= Page =
+--

0

Reland "orderfile: Remove the patching step"

This reverts commit 3099fe8081.

Reason for revert: Patching did not improve performance https://crbug.com/340534475#comment22

Original change's description:
> Revert "orderfile: Remove the patching step"
>
> This reverts commit 9083892277.
>
> Reason for revert: performance regression on android-pixel6-perf-pgo: https://screenshot.googleplex.com/6yxbc7zZDcZbvKw
>
> Original change's description:
> > orderfile: Remove the patching step
> >
> > Remove the 'Patch Orderfile' step from the Orderfile Generator. Replace
> > it with a simpler step 'Add dummy functions'. It adds the following
> > symbols to the beginning and the end of the orderfile, just like the
> > current orderfile patching step does:
> > * dummy_function_start_of_ordered_text
> > * dummy_function_end_of_ordered_text
> >
> > The symbol `__cxx_global_var_init` is currently added along with the
> > symbols marking begin/end of the ordered address range. While the latter
> > symbols are important for correctness at runtime, the former does
> > not exist these days. It used to be a large and uninstrumented symbol.
> > Remove mentions of it in orderfiles.
> >
> > Note: This change does _not_ remove generation of the unpatched
> > orderfile and uploading it to the cloud storage. Leaving it as TODO for
> > a separate change. The only difference remaining between the normal and
> > the 'unpatched' orderfile after this change would be the presence of the
> > dummy functions mentioned above.
> >
> > == Observation(s) from running locally
> >
> > About 900 symbols from the orderfile that cannot be found in the
> > uninstrumented binary because of the known problem [1]. The current
> > 'patching' step does not fix this problem. There is, however, a
> > possibility to mitigate the problem with another style of patching,
> > which is not infra-friendly because it requires two builds with
> > different configuration on the same builder.

+--

= Data extract =
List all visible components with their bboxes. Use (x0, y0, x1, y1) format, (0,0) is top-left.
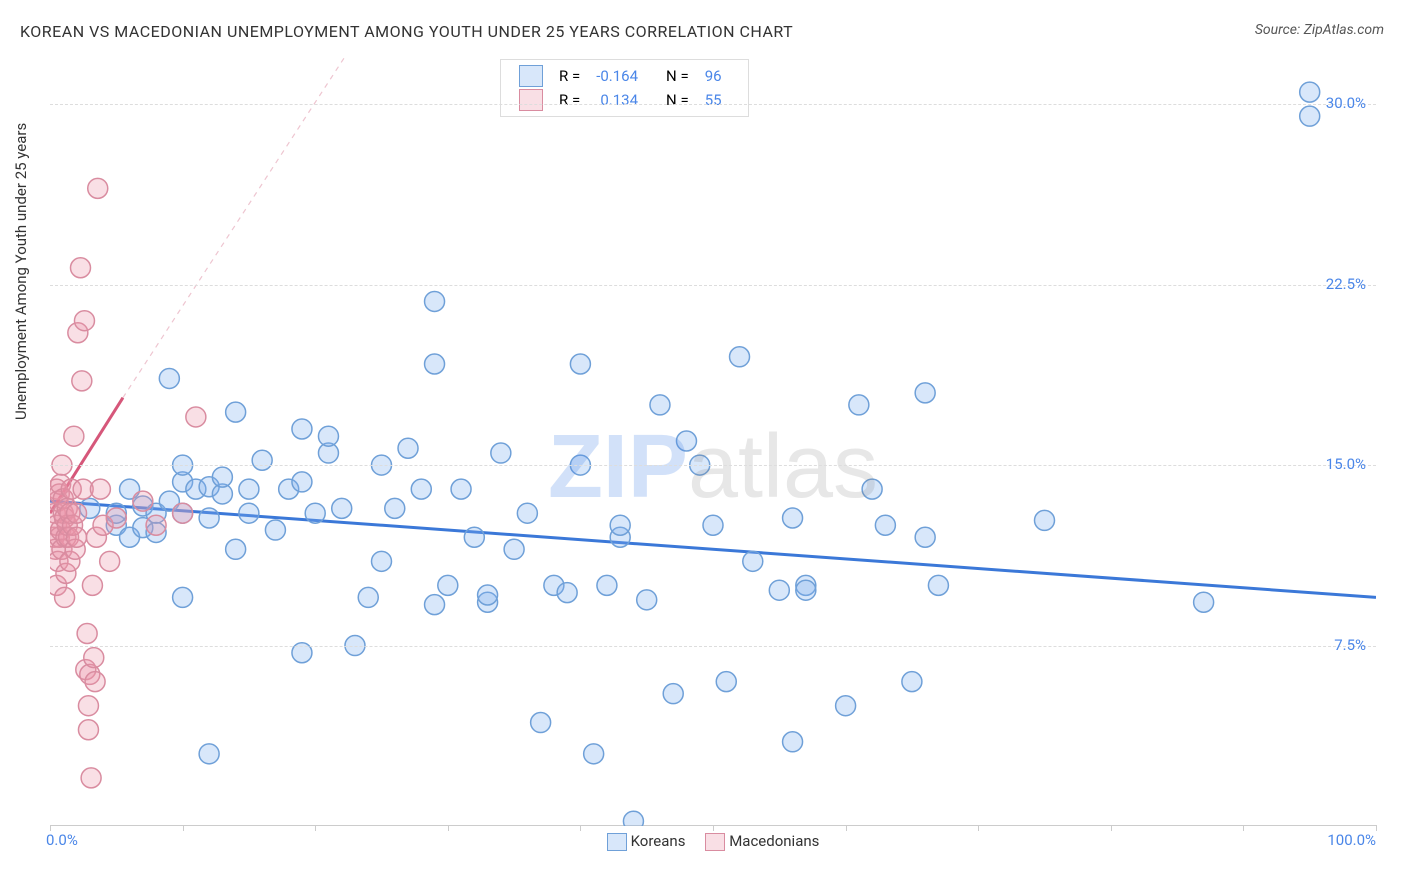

+--

= Set task =
The orderfile change description mentions another style of patching that could ease the problem of missing symbols. Why does it call that approach a poor fit? Answer in one to three sentences.

= Complete answer =
That approach isn't infra-friendly. It needs two builds with different configurations on the same builder.